### Tarefa proposta
Retorne cada linha dos registros a seguir em que aparece a palavra "fill", levando em conta a distinção entre maiúsculas e minúsculas.

....

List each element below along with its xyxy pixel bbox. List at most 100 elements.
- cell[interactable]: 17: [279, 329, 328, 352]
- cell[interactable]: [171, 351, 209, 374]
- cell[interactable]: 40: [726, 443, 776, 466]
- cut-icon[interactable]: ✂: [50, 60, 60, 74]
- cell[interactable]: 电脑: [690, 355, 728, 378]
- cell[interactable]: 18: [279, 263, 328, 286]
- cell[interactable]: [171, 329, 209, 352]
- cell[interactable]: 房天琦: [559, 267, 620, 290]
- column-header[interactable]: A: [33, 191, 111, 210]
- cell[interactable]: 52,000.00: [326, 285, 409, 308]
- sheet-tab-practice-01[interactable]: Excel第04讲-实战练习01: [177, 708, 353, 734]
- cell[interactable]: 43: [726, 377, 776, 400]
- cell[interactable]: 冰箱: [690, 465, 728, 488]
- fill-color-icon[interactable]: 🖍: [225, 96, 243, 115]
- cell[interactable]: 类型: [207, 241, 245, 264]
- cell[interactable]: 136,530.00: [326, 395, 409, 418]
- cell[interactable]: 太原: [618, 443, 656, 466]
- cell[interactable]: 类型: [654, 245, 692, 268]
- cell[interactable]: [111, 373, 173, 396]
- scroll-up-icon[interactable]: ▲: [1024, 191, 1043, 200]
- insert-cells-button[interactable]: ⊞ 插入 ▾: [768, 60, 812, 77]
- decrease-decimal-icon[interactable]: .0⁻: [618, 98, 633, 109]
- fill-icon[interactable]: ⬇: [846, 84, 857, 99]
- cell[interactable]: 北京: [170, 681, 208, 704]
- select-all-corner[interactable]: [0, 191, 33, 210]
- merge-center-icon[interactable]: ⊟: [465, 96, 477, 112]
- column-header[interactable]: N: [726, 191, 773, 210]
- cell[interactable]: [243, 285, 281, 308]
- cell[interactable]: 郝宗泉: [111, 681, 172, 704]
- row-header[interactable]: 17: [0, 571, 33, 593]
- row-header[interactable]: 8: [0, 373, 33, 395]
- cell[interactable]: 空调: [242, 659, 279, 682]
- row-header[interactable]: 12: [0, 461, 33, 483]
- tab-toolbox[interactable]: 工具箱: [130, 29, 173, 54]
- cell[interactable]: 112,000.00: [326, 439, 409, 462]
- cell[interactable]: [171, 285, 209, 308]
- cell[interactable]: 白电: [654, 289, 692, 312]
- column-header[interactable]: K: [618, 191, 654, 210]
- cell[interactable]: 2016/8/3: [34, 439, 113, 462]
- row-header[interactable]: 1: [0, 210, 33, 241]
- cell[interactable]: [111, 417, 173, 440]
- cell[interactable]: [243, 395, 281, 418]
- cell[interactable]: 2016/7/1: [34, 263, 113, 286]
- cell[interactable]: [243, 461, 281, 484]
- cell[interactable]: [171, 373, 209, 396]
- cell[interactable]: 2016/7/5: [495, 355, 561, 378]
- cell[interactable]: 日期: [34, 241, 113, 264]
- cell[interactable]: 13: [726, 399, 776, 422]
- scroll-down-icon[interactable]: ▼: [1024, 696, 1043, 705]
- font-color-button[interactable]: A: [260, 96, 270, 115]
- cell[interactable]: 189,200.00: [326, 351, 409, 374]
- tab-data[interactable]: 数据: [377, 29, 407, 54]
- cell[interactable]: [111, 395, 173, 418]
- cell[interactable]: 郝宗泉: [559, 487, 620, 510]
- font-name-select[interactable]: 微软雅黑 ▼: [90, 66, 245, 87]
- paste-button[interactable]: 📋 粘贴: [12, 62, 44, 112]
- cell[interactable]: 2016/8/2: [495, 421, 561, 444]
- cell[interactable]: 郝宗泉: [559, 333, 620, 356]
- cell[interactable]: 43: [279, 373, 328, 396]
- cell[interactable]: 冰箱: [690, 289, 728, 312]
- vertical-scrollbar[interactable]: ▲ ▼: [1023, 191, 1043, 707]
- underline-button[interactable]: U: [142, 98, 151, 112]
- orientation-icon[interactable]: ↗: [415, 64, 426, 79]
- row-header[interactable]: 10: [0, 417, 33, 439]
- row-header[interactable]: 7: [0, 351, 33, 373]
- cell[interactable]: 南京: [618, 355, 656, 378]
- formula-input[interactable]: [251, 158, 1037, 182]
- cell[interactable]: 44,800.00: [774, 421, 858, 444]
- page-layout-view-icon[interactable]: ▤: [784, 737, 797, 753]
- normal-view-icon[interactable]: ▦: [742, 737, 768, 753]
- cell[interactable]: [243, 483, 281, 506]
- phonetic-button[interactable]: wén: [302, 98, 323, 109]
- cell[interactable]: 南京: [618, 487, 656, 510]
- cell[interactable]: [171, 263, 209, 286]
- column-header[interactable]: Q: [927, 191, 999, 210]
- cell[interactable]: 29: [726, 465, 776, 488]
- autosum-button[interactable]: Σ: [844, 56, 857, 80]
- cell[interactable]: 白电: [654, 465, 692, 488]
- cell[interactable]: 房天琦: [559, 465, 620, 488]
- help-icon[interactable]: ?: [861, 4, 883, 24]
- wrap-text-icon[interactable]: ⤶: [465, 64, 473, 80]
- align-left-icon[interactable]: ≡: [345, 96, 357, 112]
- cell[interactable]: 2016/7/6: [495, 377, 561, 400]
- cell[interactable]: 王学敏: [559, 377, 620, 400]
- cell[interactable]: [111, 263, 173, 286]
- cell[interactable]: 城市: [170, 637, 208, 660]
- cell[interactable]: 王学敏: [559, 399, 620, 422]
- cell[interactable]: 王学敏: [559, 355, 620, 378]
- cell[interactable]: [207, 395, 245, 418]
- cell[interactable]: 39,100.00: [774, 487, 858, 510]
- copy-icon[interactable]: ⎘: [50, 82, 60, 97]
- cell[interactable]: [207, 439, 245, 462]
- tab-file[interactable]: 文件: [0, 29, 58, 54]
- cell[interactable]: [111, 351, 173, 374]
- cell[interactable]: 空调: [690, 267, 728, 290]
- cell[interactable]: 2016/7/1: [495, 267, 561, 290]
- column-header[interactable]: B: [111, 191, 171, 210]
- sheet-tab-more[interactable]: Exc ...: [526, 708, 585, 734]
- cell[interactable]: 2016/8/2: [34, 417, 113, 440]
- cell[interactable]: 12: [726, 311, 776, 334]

....

### Solução do exercício
- fill-color-icon[interactable]: 🖍: [225, 96, 243, 115]
- fill-icon[interactable]: ⬇: [846, 84, 857, 99]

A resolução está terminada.